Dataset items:
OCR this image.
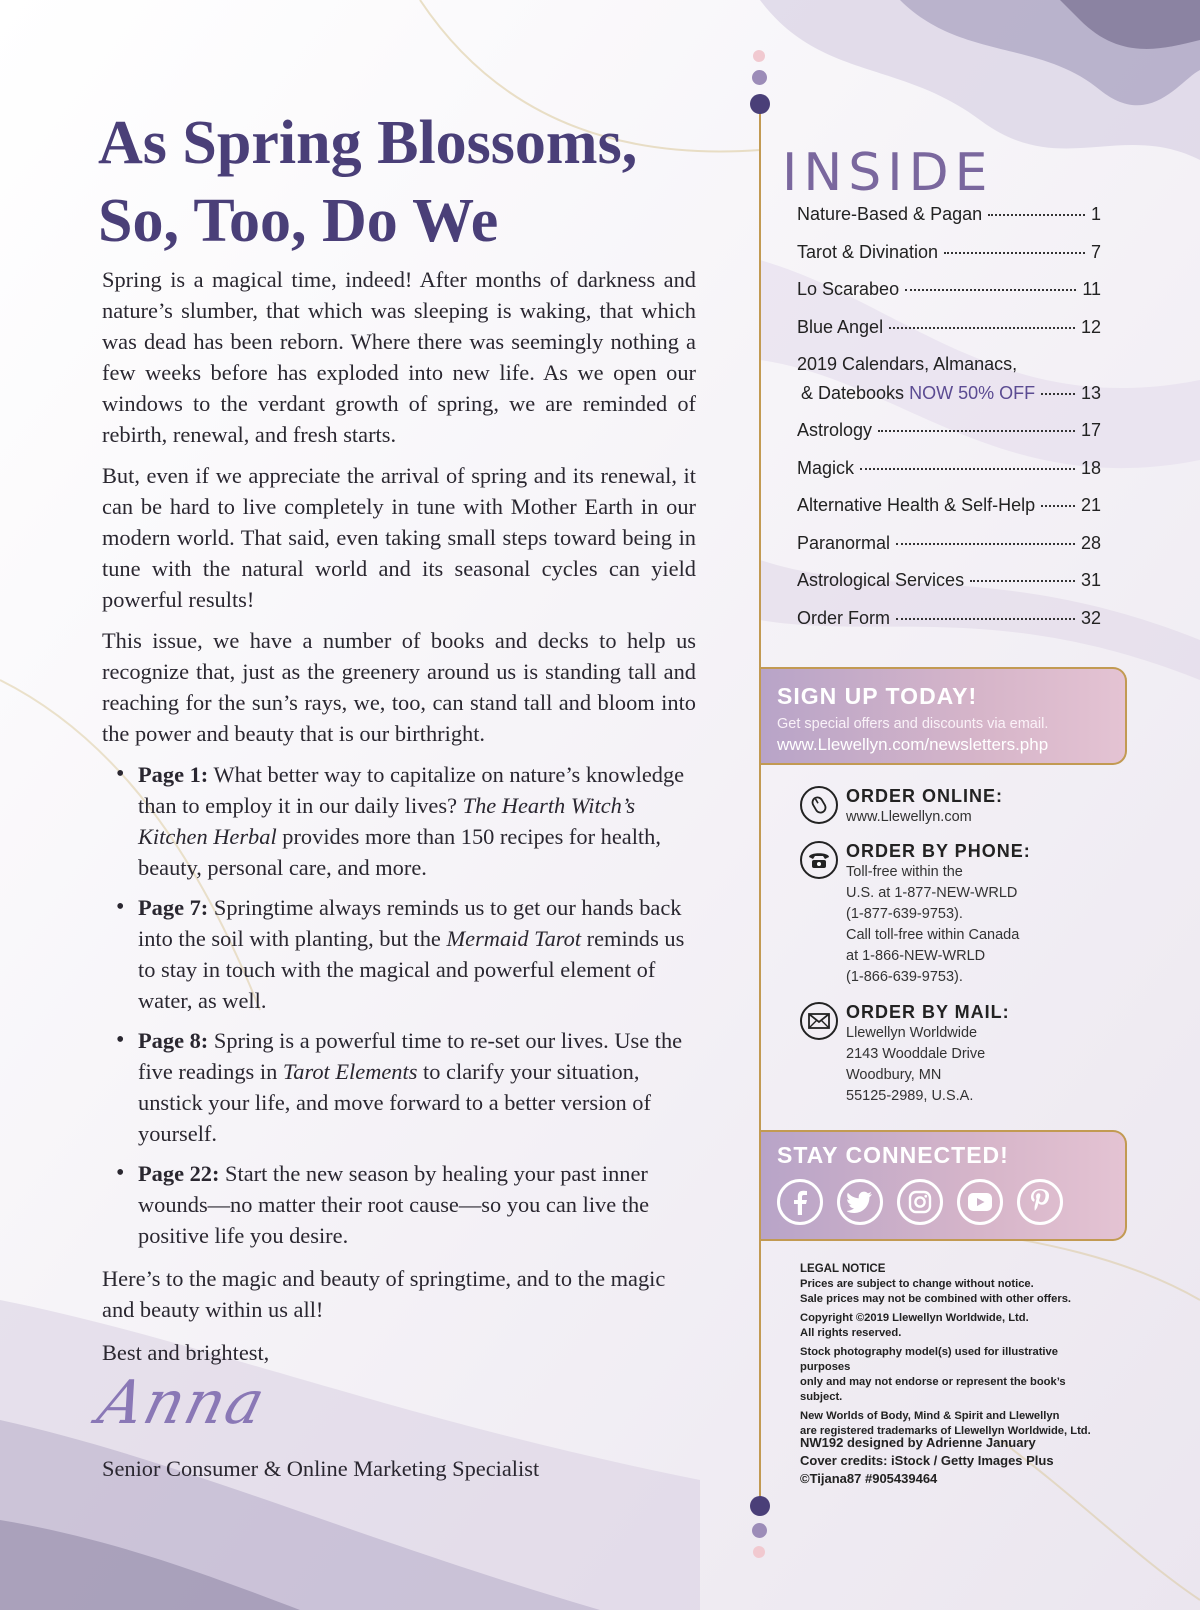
As Spring Blossoms,
So, Too, Do We

Spring is a magical time, indeed! After months of darkness and nature’s slumber, that which was sleeping is waking, that which was dead has been reborn. Where there was seemingly nothing a few weeks before has exploded into new life. As we open our windows to the verdant growth of spring, we are reminded of rebirth, renewal, and fresh starts.

But, even if we appreciate the arrival of spring and its renewal, it can be hard to live completely in tune with Mother Earth in our modern world. That said, even taking small steps toward being in tune with the natural world and its seasonal cycles can yield powerful results!

This issue, we have a number of books and decks to help us recognize that, just as the greenery around us is standing tall and reaching for the sun’s rays, we, too, can stand tall and bloom into the power and beauty that is our birthright.

• Page 1: What better way to capitalize on nature’s knowledge than to employ it in our daily lives? The Hearth Witch’s Kitchen Herbal provides more than 150 recipes for health, beauty, personal care, and more.
• Page 7: Springtime always reminds us to get our hands back into the soil with planting, but the Mermaid Tarot reminds us to stay in touch with the magical and powerful element of water, as well.
• Page 8: Spring is a powerful time to re-set our lives. Use the five readings in Tarot Elements to clarify your situation, unstick your life, and move forward to a better version of yourself.
• Page 22: Start the new season by healing your past inner wounds—no matter their root cause—so you can live the positive life you desire.

Here’s to the magic and beauty of springtime, and to the magic and beauty within us all!

Best and brightest,

Anna
Senior Consumer & Online Marketing Specialist
INSIDE
Nature-Based & Pagan	1
Tarot & Divination	7
Lo Scarabeo	11
Blue Angel	12
2019 Calendars, Almanacs,
& Datebooks
NOW 50% OFF	13
Astrology	17
Magick	18
Alternative Health & Self-Help	21
Paranormal	28
Astrological Services	31
Order Form	32
SIGN UP TODAY!
Get special offers and discounts via email.
www.Llewellyn.com/newsletters.php
ORDER ONLINE:
www.Llewellyn.com
ORDER BY PHONE:
Toll-free within the
U.S. at 1-877-NEW-WRLD
(1-877-639-9753).
Call toll-free within Canada
at 1-866-NEW-WRLD
(1-866-639-9753).
ORDER BY MAIL:
Llewellyn Worldwide
2143 Wooddale Drive
Woodbury, MN
55125-2989, U.S.A.
STAY CONNECTED!
LEGAL NOTICE
Prices are subject to change without notice.
Sale prices may not be combined with other offers.
Copyright ©2019 Llewellyn Worldwide, Ltd.
All rights reserved.
Stock photography model(s) used for illustrative purposes
only and may not endorse or represent the book’s subject.
New Worlds of Body, Mind & Spirit and Llewellyn
are registered trademarks of Llewellyn Worldwide, Ltd.
NW192 designed by Adrienne January
Cover credits: iStock / Getty Images Plus
©Tijana87 #905439464
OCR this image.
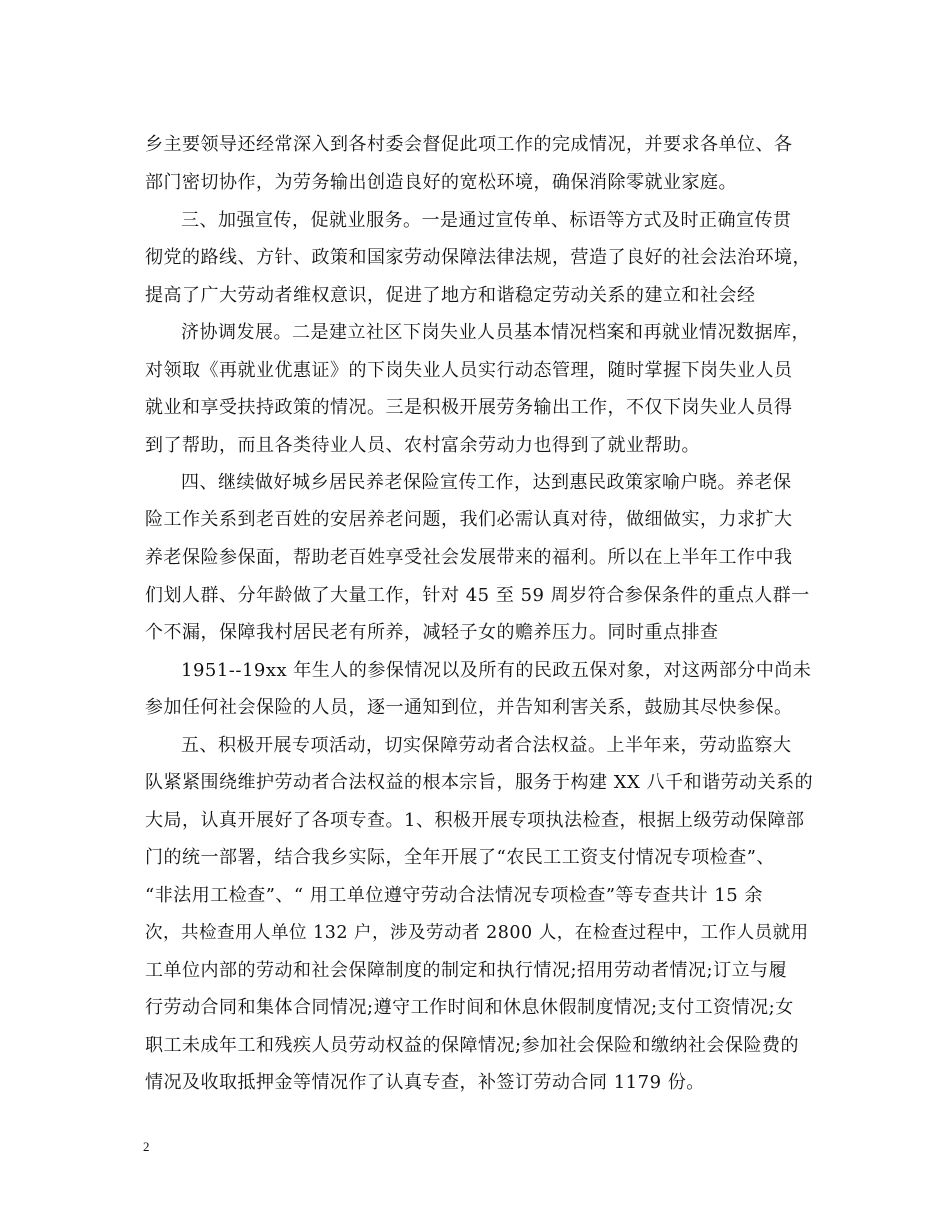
乡主要领导还经常深入到各村委会督促此项工作的完成情况，并要求各单位、各
部门密切协作，为劳务输出创造良好的宽松环境，确保消除零就业家庭。
三、加强宣传，促就业服务。一是通过宣传单、标语等方式及时正确宣传贯
彻党的路线、方针、政策和国家劳动保障法律法规，营造了良好的社会法治环境，
提高了广大劳动者维权意识，促进了地方和谐稳定劳动关系的建立和社会经
济协调发展。二是建立社区下岗失业人员基本情况档案和再就业情况数据库，
对领取《再就业优惠证》的下岗失业人员实行动态管理，随时掌握下岗失业人员
就业和享受扶持政策的情况。三是积极开展劳务输出工作，不仅下岗失业人员得
到了帮助，而且各类待业人员、农村富余劳动力也得到了就业帮助。
四、继续做好城乡居民养老保险宣传工作，达到惠民政策家喻户晓。养老保
险工作关系到老百姓的安居养老问题，我们必需认真对待，做细做实，力求扩大
养老保险参保面，帮助老百姓享受社会发展带来的福利。所以在上半年工作中我
们划人群、分年龄做了大量工作，针对 45 至 59 周岁符合参保条件的重点人群一
个不漏，保障我村居民老有所养，减轻子女的赡养压力。同时重点排查
1951--19xx 年生人的参保情况以及所有的民政五保对象，对这两部分中尚未
参加任何社会保险的人员，逐一通知到位，并告知利害关系，鼓励其尽快参保。
五、积极开展专项活动，切实保障劳动者合法权益。上半年来，劳动监察大
队紧紧围绕维护劳动者合法权益的根本宗旨，服务于构建 XX 八千和谐劳动关系的
大局，认真开展好了各项专查。1、积极开展专项执法检查，根据上级劳动保障部
门的统一部署，结合我乡实际，全年开展了“农民工工资支付情况专项检查”、
“非法用工检查”、“ 用工单位遵守劳动合法情况专项检查”等专查共计 15 余
次，共检查用人单位 132 户，涉及劳动者 2800 人，在检查过程中，工作人员就用
工单位内部的劳动和社会保障制度的制定和执行情况;招用劳动者情况;订立与履
行劳动合同和集体合同情况;遵守工作时间和休息休假制度情况;支付工资情况;女
职工未成年工和残疾人员劳动权益的保障情况;参加社会保险和缴纳社会保险费的
情况及收取抵押金等情况作了认真专查，补签订劳动合同 1179 份。
2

* [What you have to do]:
Extract the entries in full, exactly as they are, minus the pictures.

* [Written solution]:
OCR this image.
As Spring Blossoms,
So, Too, Do We

Spring is a magical time, indeed! After months of darkness and nature’s slumber, that which was sleeping is waking, that which was dead has been reborn. Where there was seemingly nothing a few weeks before has exploded into new life. As we open our windows to the verdant growth of spring, we are reminded of rebirth, renewal, and fresh starts.

But, even if we appreciate the arrival of spring and its renewal, it can be hard to live completely in tune with Mother Earth in our modern world. That said, even taking small steps toward being in tune with the natural world and its seasonal cycles can yield powerful results!

This issue, we have a number of books and decks to help us recognize that, just as the greenery around us is standing tall and reaching for the sun’s rays, we, too, can stand tall and bloom into the power and beauty that is our birthright.

• Page 1: What better way to capitalize on nature’s knowledge than to employ it in our daily lives? The Hearth Witch’s Kitchen Herbal provides more than 150 recipes for health, beauty, personal care, and more.
• Page 7: Springtime always reminds us to get our hands back into the soil with planting, but the Mermaid Tarot reminds us to stay in touch with the magical and powerful element of water, as well.
• Page 8: Spring is a powerful time to re-set our lives. Use the five readings in Tarot Elements to clarify your situation, unstick your life, and move forward to a better version of yourself.
• Page 22: Start the new season by healing your past inner wounds—no matter their root cause—so you can live the positive life you desire.

Here’s to the magic and beauty of springtime, and to the magic and beauty within us all!

Best and brightest,

Anna
Senior Consumer & Online Marketing Specialist
INSIDE
Nature-Based & Pagan	1
Tarot & Divination	7
Lo Scarabeo	11
Blue Angel	12
2019 Calendars, Almanacs,
& Datebooks
NOW 50% OFF	13
Astrology	17
Magick	18
Alternative Health & Self-Help	21
Paranormal	28
Astrological Services	31
Order Form	32
SIGN UP TODAY!
Get special offers and discounts via email.
www.Llewellyn.com/newsletters.php
ORDER ONLINE:
www.Llewellyn.com
ORDER BY PHONE:
Toll-free within the
U.S. at 1-877-NEW-WRLD
(1-877-639-9753).
Call toll-free within Canada
at 1-866-NEW-WRLD
(1-866-639-9753).
ORDER BY MAIL:
Llewellyn Worldwide
2143 Wooddale Drive
Woodbury, MN
55125-2989, U.S.A.
STAY CONNECTED!
LEGAL NOTICE
Prices are subject to change without notice.
Sale prices may not be combined with other offers.
Copyright ©2019 Llewellyn Worldwide, Ltd.
All rights reserved.
Stock photography model(s) used for illustrative purposes
only and may not endorse or represent the book’s subject.
New Worlds of Body, Mind & Spirit and Llewellyn
are registered trademarks of Llewellyn Worldwide, Ltd.
NW192 designed by Adrienne January
Cover credits: iStock / Getty Images Plus
©Tijana87 #905439464
OCR this image.
乡主要领导还经常深入到各村委会督促此项工作的完成情况，并要求各单位、各
部门密切协作，为劳务输出创造良好的宽松环境，确保消除零就业家庭。
三、加强宣传，促就业服务。一是通过宣传单、标语等方式及时正确宣传贯
彻党的路线、方针、政策和国家劳动保障法律法规，营造了良好的社会法治环境，
提高了广大劳动者维权意识，促进了地方和谐稳定劳动关系的建立和社会经
济协调发展。二是建立社区下岗失业人员基本情况档案和再就业情况数据库，
对领取《再就业优惠证》的下岗失业人员实行动态管理，随时掌握下岗失业人员
就业和享受扶持政策的情况。三是积极开展劳务输出工作，不仅下岗失业人员得
到了帮助，而且各类待业人员、农村富余劳动力也得到了就业帮助。
四、继续做好城乡居民养老保险宣传工作，达到惠民政策家喻户晓。养老保
险工作关系到老百姓的安居养老问题，我们必需认真对待，做细做实，力求扩大
养老保险参保面，帮助老百姓享受社会发展带来的福利。所以在上半年工作中我
们划人群、分年龄做了大量工作，针对 45 至 59 周岁符合参保条件的重点人群一
个不漏，保障我村居民老有所养，减轻子女的赡养压力。同时重点排查
1951--19xx 年生人的参保情况以及所有的民政五保对象，对这两部分中尚未
参加任何社会保险的人员，逐一通知到位，并告知利害关系，鼓励其尽快参保。
五、积极开展专项活动，切实保障劳动者合法权益。上半年来，劳动监察大
队紧紧围绕维护劳动者合法权益的根本宗旨，服务于构建 XX 八千和谐劳动关系的
大局，认真开展好了各项专查。1、积极开展专项执法检查，根据上级劳动保障部
门的统一部署，结合我乡实际，全年开展了“农民工工资支付情况专项检查”、
“非法用工检查”、“ 用工单位遵守劳动合法情况专项检查”等专查共计 15 余
次，共检查用人单位 132 户，涉及劳动者 2800 人，在检查过程中，工作人员就用
工单位内部的劳动和社会保障制度的制定和执行情况;招用劳动者情况;订立与履
行劳动合同和集体合同情况;遵守工作时间和休息休假制度情况;支付工资情况;女
职工未成年工和残疾人员劳动权益的保障情况;参加社会保险和缴纳社会保险费的
情况及收取抵押金等情况作了认真专查，补签订劳动合同 1179 份。
2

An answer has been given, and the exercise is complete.